::: PROVIDED MATERIAL :::
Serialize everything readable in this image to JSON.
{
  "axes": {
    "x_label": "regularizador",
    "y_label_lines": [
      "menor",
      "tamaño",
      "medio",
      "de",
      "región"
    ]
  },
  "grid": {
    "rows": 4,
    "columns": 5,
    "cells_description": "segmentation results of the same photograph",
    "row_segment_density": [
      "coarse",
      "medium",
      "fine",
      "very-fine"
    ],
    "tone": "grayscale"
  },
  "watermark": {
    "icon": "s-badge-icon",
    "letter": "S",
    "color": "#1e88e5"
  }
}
:::
*AIM*: Write out every record shown above, word for word.

*OUTPUT FOR THIS EXERCISE*:
Serialize everything readable in this image to JSON.
{
  "axes": {
    "x_label": "regularizador",
    "y_label_lines": [
      "menor",
      "tamaño",
      "medio",
      "de",
      "región"
    ]
  },
  "grid": {
    "rows": 4,
    "columns": 5,
    "cells_description": "segmentation results of the same photograph",
    "row_segment_density": [
      "coarse",
      "medium",
      "fine",
      "very-fine"
    ],
    "tone": "grayscale"
  },
  "watermark": {
    "icon": "s-badge-icon",
    "letter": "S",
    "color": "#1e88e5"
  }
}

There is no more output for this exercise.